* [AUFGABEN]
a – Fasse den Lesetext in zwei Sätzen zusammen.
b – Gib den Absatz des Lesetexts, der mit „Hallo lockcat,“ beginnt, als kurze Stichpunktliste mit seinen wichtigsten Fakten wieder.
c – Benenne im Lesetext „lockcat“ in „lockdog“ um und gib den Abschnitt wieder, der bei den Worten „## willytyp (25.“ beginnt und nach „ich eigendlich bin.“ endet.

Ist das Gästebuch online erreichbar, um einen Blick darauf werfen zu können?


----------



## lockcat (18. Juni 2015)

Bevor ich dir nun eine Lösung zeige empf. ich dir erstmal ein Link grade für einsteiger.... 

http://wiki.selfhtml.org/wiki/CSS/Eigenschaften/Tabellenformatierung

Gruß


----------



## willytyp (25. Juni 2015)

Hallo lockcat,
hat ein wenig gedauert, ich habe mir den Link aufgerufen, wollte das Thema ausdrucken und lernen, da hat sich mein Drucker verabschiedet. Nachdem ein neuer her mußte, habe ich mich intensiv mit dem Thema befaßt. Das ging relativ schnell, bis zu dem Punkt HINTERGRUND. Kurz und gut, ich habe es nicht geschfft den Hintergrund der beiden Zellen zu färben. Langsam bekomme ich hier eine Krise. Seit fast einer Woche quäle ich mich schon damit ab. Nun möchte ich dich bitten, mir deine Lösung zu zeigen. Vermutlich werde ich mir an den Kopf fassen und fragen wie blöd ich eigendlich bin.

Meinen Dank im voraus.

LG
willytyp


----------

* [DATENTEIL]
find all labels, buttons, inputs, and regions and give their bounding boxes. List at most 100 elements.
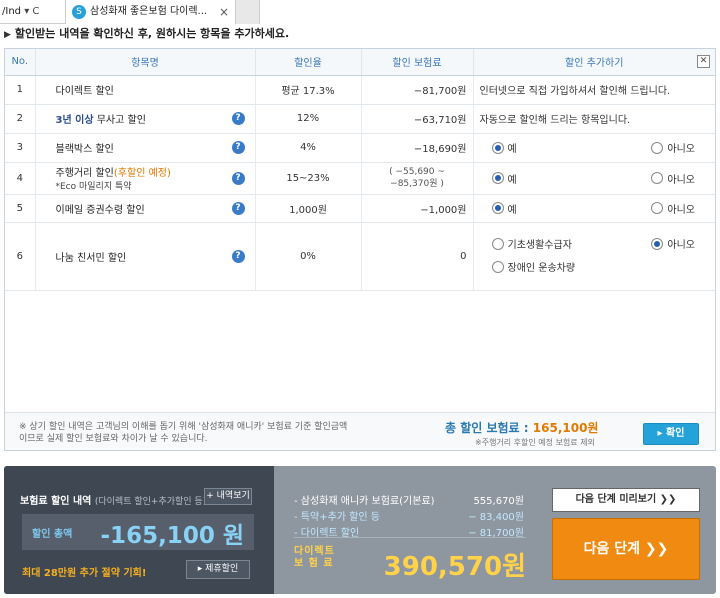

* [DIE ANTWORTEN]
a – lockcat empfiehlt vor dem Zeigen einer Lösung zunächst einen Link zur Tabellenformatierung mit CSS für Einsteiger. willytyp hat sich daraufhin intensiv mit dem Thema befasst, es aber nicht geschafft, den Hintergrund der beiden Tabellenfelder zu färben, und bittet lockcat deshalb, die Lösung zu zeigen.

b –
- Link aufgerufen; beim Ausdrucken gab der Drucker den Geist auf, ein neuer musste her
- Danach intensive Beschäftigung mit dem Thema, zügig bis zum Punkt Hintergrund
- Färben des Hintergrunds der beiden Tabellenfelder gelang nicht
- Seit fast einer Woche erfolglos damit beschäftigt
- Bitte an lockcat, die Lösung zu zeigen

c –
## willytyp (25. Juni 2015)

Hallo lockdog,
hat ein wenig gedauert, ich habe mir den Link aufgerufen, wollte das Thema ausdrucken und lernen, da hat sich mein Drucker verabschiedet. Nachdem ein neuer her mußte, habe ich mich intensiv mit dem Thema befaßt. Das ging relativ schnell, bis zu dem Punkt HINTERGRUND. Kurz und gut, ich habe es nicht geschfft den Hintergrund der beiden Zellen zu färben. Langsam bekomme ich hier eine Krise. Seit fast einer Woche quäle ich mich schon damit ab. Nun möchte ich dich bitten, mir deine Lösung zu zeigen. Vermutlich werde ich mir an den Kopf fassen und fragen wie blöd ich eigendlich bin.